__WHAT YOU WILL DO__:
Reproduce the entries verbatim; no pictures.

__DATASET RECORDS__:
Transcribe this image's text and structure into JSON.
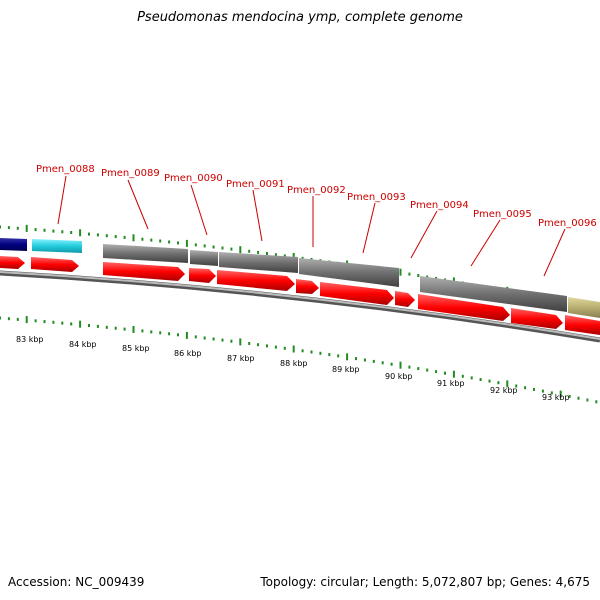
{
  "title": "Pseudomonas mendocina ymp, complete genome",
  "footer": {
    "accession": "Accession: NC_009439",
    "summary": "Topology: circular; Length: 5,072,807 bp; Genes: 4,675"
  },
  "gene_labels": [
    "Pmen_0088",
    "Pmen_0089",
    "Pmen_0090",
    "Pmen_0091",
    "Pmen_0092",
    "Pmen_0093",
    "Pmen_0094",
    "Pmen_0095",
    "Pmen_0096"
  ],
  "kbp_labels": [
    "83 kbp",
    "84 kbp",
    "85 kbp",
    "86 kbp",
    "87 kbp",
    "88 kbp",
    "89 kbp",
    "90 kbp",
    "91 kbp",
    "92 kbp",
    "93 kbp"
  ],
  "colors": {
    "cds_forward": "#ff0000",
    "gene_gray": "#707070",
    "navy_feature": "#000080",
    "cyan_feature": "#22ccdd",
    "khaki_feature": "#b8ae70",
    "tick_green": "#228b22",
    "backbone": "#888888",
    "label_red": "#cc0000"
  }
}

__RESPONSE TO THE EXERCISE__:
Transcribe this image's text and structure into JSON.
{
  "title": "Pseudomonas mendocina ymp, complete genome",
  "footer": {
    "accession": "Accession: NC_009439",
    "summary": "Topology: circular; Length: 5,072,807 bp; Genes: 4,675"
  },
  "gene_labels": [
    "Pmen_0088",
    "Pmen_0089",
    "Pmen_0090",
    "Pmen_0091",
    "Pmen_0092",
    "Pmen_0093",
    "Pmen_0094",
    "Pmen_0095",
    "Pmen_0096"
  ],
  "kbp_labels": [
    "83 kbp",
    "84 kbp",
    "85 kbp",
    "86 kbp",
    "87 kbp",
    "88 kbp",
    "89 kbp",
    "90 kbp",
    "91 kbp",
    "92 kbp",
    "93 kbp"
  ],
  "colors": {
    "cds_forward": "#ff0000",
    "gene_gray": "#707070",
    "navy_feature": "#000080",
    "cyan_feature": "#22ccdd",
    "khaki_feature": "#b8ae70",
    "tick_green": "#228b22",
    "backbone": "#888888",
    "label_red": "#cc0000"
  }
}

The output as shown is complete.